Without the pictures, give the entries below again exactly as written.

━━━━━ Provided entries

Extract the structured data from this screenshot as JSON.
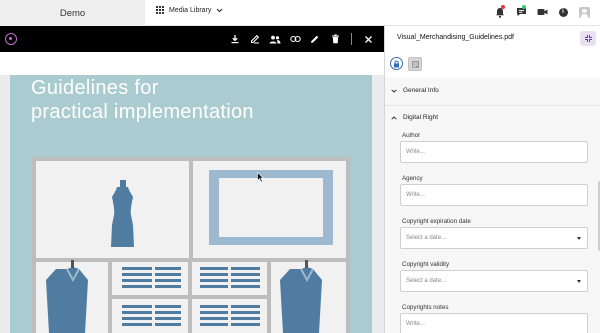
{
  "app": {
    "brand": "Demo",
    "library_menu": "Media Library",
    "top_icons": [
      "notifications-icon",
      "chat-icon",
      "video-call-icon",
      "info-icon",
      "user-avatar"
    ],
    "notification_dot_color": "#e53935",
    "chat_dot_color": "#2ecc71"
  },
  "viewer": {
    "toolbar_icons": [
      "download-icon",
      "annotate-icon",
      "share-users-icon",
      "link-icon",
      "edit-icon",
      "delete-icon",
      "close-icon"
    ],
    "document_title": "Guidelines for\npractical implementation",
    "page_color": "#aacbd0"
  },
  "panel": {
    "file_name": "Visual_Merchandising_Guidelines.pdf",
    "sections": {
      "general_info": "General Info",
      "digital_right": "Digital Right"
    },
    "fields": {
      "author": {
        "label": "Author",
        "placeholder": "Write..."
      },
      "agency": {
        "label": "Agency",
        "placeholder": "Write..."
      },
      "copyright_expiration": {
        "label": "Copyright expiration date",
        "placeholder": "Select a date..."
      },
      "copyright_validity": {
        "label": "Copyright validity",
        "placeholder": "Select a date..."
      },
      "copyrights_notes": {
        "label": "Copyrights notes",
        "placeholder": "Write..."
      }
    },
    "accent_color": "#e8dff3"
  }
}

━━━━━━━━━━

Answer to this task:
Extract the structured data from this screenshot as JSON.
{
  "app": {
    "brand": "Demo",
    "library_menu": "Media Library",
    "top_icons": [
      "notifications-icon",
      "chat-icon",
      "video-call-icon",
      "info-icon",
      "user-avatar"
    ],
    "notification_dot_color": "#e53935",
    "chat_dot_color": "#2ecc71"
  },
  "viewer": {
    "toolbar_icons": [
      "download-icon",
      "annotate-icon",
      "share-users-icon",
      "link-icon",
      "edit-icon",
      "delete-icon",
      "close-icon"
    ],
    "document_title": "Guidelines for\npractical implementation",
    "page_color": "#aacbd0"
  },
  "panel": {
    "file_name": "Visual_Merchandising_Guidelines.pdf",
    "sections": {
      "general_info": "General Info",
      "digital_right": "Digital Right"
    },
    "fields": {
      "author": {
        "label": "Author",
        "placeholder": "Write..."
      },
      "agency": {
        "label": "Agency",
        "placeholder": "Write..."
      },
      "copyright_expiration": {
        "label": "Copyright expiration date",
        "placeholder": "Select a date..."
      },
      "copyright_validity": {
        "label": "Copyright validity",
        "placeholder": "Select a date..."
      },
      "copyrights_notes": {
        "label": "Copyrights notes",
        "placeholder": "Write..."
      }
    },
    "accent_color": "#e8dff3"
  }
}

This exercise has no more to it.